Exercise goal: Copy every line of the data that includes the string "panel".

___ Records supplied ___

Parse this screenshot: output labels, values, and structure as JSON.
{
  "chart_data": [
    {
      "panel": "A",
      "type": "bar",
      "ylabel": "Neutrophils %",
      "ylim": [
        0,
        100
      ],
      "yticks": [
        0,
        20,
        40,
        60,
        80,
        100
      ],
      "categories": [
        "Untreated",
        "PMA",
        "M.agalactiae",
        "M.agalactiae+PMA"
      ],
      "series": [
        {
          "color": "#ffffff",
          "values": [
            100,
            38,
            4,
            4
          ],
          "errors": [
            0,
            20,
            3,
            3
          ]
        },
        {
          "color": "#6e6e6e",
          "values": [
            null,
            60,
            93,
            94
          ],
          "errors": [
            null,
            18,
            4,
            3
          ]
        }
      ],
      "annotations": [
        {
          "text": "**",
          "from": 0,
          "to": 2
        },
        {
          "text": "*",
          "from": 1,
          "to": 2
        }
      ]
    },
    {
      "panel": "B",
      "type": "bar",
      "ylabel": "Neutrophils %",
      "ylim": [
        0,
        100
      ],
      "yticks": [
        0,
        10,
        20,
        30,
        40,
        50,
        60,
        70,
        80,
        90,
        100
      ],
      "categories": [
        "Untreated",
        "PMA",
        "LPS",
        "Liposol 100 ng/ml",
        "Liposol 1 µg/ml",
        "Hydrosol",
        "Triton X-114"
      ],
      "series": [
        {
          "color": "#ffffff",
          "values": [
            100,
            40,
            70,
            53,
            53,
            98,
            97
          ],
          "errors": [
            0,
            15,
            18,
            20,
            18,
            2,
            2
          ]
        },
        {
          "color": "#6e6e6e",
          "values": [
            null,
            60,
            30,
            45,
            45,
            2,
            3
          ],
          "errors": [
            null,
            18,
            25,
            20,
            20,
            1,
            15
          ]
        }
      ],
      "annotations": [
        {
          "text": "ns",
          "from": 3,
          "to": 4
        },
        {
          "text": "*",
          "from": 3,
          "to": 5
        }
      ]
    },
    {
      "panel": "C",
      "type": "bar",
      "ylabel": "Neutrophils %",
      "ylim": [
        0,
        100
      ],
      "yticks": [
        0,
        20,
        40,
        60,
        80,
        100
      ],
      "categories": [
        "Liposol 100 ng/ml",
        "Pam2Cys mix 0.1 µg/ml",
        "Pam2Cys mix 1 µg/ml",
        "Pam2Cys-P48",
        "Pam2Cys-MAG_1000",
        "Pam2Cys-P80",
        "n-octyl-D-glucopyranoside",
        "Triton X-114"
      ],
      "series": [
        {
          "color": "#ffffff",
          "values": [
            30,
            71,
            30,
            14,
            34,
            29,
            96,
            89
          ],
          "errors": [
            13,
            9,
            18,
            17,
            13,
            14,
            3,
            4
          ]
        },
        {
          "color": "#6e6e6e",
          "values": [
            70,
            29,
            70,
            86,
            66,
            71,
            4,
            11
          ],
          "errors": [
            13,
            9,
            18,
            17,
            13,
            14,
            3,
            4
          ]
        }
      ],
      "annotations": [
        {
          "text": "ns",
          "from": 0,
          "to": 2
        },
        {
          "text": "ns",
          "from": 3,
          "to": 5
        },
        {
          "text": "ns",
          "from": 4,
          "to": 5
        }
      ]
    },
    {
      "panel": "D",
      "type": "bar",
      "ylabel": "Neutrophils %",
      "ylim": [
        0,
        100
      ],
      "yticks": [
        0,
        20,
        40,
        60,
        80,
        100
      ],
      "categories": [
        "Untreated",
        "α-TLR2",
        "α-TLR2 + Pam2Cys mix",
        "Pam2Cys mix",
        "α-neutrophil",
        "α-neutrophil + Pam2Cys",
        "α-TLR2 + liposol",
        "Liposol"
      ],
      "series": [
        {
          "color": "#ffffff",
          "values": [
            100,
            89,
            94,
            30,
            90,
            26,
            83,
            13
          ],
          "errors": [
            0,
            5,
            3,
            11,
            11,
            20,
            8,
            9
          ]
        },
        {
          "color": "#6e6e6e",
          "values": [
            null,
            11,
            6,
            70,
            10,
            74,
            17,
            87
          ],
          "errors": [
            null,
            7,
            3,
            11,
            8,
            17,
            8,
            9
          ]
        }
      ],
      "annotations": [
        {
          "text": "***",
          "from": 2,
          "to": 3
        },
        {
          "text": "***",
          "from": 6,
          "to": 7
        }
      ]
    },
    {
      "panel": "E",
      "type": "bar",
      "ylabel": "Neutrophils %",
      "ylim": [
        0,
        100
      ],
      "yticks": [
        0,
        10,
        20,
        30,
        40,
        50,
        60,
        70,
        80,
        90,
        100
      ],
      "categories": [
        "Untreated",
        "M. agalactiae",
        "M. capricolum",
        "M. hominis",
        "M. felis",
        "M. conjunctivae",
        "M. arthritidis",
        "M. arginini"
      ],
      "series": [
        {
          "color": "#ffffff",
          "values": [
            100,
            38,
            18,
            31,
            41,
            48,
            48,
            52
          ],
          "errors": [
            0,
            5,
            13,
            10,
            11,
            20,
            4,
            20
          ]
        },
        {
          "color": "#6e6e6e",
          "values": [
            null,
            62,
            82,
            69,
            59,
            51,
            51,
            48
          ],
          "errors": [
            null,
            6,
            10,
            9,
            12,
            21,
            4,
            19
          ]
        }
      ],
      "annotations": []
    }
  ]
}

___

Answer for the task:
      "panel": "A",
      "panel": "B",
      "panel": "C",
      "panel": "D",
      "panel": "E",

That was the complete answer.